__Requisitos da tarefa__: Reproduza na íntegra, sem nenhuma alteração, o artigo sobre as eleições presidenciais no Chile.

__Trecho fornecido__:
---

"Folha de S. Paulo", 10 de setembro de 1970

Toda a verdade sobre as eleições no Chile

O profundo impacto causado na opinião pública do Brasil e de toda a América do Sul pelo resultado da recente eleição presidencial chilena torna indispensável uma análise serena e objetiva do que no país irmão acaba de ocorrer.

Tal análise, esperam-na da TFP os incontáveis brasileiros que se vêm habituando a receber dela — nas horas de incerteza e de dor — a palavra que esclarece, estimula e sugere uma solução. Assim, externo aqui o pensamento de nossa invicta entidade.

O primeiro ponto a tratar é o alcance das eleições do Chile como indício dos rumos ideológicos da opinião naquele país, bem como em toda a América do Sul.

Com efeito, vai ganhando terreno entre nós a impressão de que o comunismo registrou um grande avanço no Chile, avanço este que estaria a indicar uma profunda transformação na atitude até aqui anticomunista das massas latino-americanas. Em outros termos, a vitória do comunismo no Chile pressagiaria análoga vitória para ele em nosso País e nas demais nações irmãs.

---

__Dados extraídos__:
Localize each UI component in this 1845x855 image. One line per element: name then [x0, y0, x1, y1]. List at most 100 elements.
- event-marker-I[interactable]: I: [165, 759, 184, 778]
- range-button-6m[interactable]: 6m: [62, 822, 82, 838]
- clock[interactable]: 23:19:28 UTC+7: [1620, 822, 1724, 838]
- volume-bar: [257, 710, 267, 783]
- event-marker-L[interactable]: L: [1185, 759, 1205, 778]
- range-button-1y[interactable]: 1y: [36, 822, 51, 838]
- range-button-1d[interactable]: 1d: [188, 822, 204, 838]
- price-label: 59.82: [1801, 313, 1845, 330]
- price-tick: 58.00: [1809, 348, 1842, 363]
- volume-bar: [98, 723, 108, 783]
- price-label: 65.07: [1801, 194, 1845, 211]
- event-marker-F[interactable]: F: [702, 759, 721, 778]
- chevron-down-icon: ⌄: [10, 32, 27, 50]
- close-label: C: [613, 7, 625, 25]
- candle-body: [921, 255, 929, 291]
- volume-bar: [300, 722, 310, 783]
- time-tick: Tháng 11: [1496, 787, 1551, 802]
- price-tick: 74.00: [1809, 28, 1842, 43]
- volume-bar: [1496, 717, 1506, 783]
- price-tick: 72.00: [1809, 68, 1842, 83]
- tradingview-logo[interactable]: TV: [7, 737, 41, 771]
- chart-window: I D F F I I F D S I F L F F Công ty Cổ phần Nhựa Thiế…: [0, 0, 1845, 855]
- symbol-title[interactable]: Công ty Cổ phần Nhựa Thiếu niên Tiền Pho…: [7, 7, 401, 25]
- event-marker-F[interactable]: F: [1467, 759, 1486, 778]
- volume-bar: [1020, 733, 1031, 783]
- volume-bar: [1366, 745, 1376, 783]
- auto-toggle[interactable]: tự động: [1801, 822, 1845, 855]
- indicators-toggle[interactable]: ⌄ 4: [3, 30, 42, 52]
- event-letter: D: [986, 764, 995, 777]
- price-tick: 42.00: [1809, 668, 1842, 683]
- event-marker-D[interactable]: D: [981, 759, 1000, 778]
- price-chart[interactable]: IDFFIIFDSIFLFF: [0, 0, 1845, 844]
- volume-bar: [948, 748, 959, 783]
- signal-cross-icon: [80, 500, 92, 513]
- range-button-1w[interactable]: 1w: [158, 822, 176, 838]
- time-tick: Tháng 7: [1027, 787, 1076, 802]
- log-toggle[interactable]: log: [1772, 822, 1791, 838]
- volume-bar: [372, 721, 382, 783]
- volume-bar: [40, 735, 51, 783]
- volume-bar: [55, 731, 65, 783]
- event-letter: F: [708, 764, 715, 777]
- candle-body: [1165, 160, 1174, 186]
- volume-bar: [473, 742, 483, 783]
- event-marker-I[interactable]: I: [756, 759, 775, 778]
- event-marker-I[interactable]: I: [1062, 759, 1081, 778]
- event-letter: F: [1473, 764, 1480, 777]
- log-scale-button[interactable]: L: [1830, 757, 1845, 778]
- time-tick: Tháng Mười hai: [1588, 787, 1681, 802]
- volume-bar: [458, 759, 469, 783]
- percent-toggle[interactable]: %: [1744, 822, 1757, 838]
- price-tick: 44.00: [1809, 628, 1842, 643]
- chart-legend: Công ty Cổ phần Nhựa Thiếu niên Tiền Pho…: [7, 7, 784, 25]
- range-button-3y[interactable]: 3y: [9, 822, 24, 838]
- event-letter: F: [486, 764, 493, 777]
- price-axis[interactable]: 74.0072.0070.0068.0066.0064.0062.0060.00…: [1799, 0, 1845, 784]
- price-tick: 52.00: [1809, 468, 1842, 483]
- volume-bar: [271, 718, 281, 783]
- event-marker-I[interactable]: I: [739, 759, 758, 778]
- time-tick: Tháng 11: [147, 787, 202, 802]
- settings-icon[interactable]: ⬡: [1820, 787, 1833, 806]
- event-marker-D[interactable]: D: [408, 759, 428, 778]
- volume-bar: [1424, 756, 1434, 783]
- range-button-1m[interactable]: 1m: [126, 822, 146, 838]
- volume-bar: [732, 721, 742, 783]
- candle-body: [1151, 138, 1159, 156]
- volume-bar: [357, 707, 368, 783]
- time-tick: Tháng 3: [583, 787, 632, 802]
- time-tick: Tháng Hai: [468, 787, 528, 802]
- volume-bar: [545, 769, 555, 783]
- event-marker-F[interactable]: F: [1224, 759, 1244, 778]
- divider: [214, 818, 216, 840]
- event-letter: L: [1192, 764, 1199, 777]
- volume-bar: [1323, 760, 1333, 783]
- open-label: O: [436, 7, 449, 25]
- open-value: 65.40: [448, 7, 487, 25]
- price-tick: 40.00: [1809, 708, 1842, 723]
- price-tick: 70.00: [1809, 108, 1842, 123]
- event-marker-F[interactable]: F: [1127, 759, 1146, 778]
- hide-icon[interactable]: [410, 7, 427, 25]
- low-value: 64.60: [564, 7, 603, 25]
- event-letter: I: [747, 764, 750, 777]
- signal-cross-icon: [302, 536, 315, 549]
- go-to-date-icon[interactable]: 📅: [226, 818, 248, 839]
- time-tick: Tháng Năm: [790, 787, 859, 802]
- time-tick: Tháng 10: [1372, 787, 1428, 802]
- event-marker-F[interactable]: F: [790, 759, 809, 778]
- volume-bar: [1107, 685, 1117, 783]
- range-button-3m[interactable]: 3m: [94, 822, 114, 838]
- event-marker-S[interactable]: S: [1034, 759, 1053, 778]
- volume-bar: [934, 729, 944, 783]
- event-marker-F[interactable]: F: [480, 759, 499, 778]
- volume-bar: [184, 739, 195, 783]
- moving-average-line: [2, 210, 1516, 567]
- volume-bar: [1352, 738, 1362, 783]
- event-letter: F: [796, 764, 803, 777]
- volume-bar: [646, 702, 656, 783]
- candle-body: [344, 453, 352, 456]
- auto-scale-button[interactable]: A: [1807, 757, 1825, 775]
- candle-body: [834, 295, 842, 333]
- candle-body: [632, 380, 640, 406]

---

__Resolução detalhada__:
"Folha de S. Paulo", 10 de setembro de 1970

Toda a verdade sobre as eleições no Chile

O profundo impacto causado na opinião pública do Brasil e de toda a América do Sul pelo resultado da recente eleição presidencial chilena torna indispensável uma análise serena e objetiva do que no país irmão acaba de ocorrer.

Tal análise, esperam-na da TFP os incontáveis brasileiros que se vêm habituando a receber dela — nas horas de incerteza e de dor — a palavra que esclarece, estimula e sugere uma solução. Assim, externo aqui o pensamento de nossa invicta entidade.

O primeiro ponto a tratar é o alcance das eleições do Chile como indício dos rumos ideológicos da opinião naquele país, bem como em toda a América do Sul.

Com efeito, vai ganhando terreno entre nós a impressão de que o comunismo registrou um grande avanço no Chile, avanço este que estaria a indicar uma profunda transformação na atitude até aqui anticomunista das massas latino-americanas. Em outros termos, a vitória do comunismo no Chile pressagiaria análoga vitória para ele em nosso País e nas demais nações irmãs.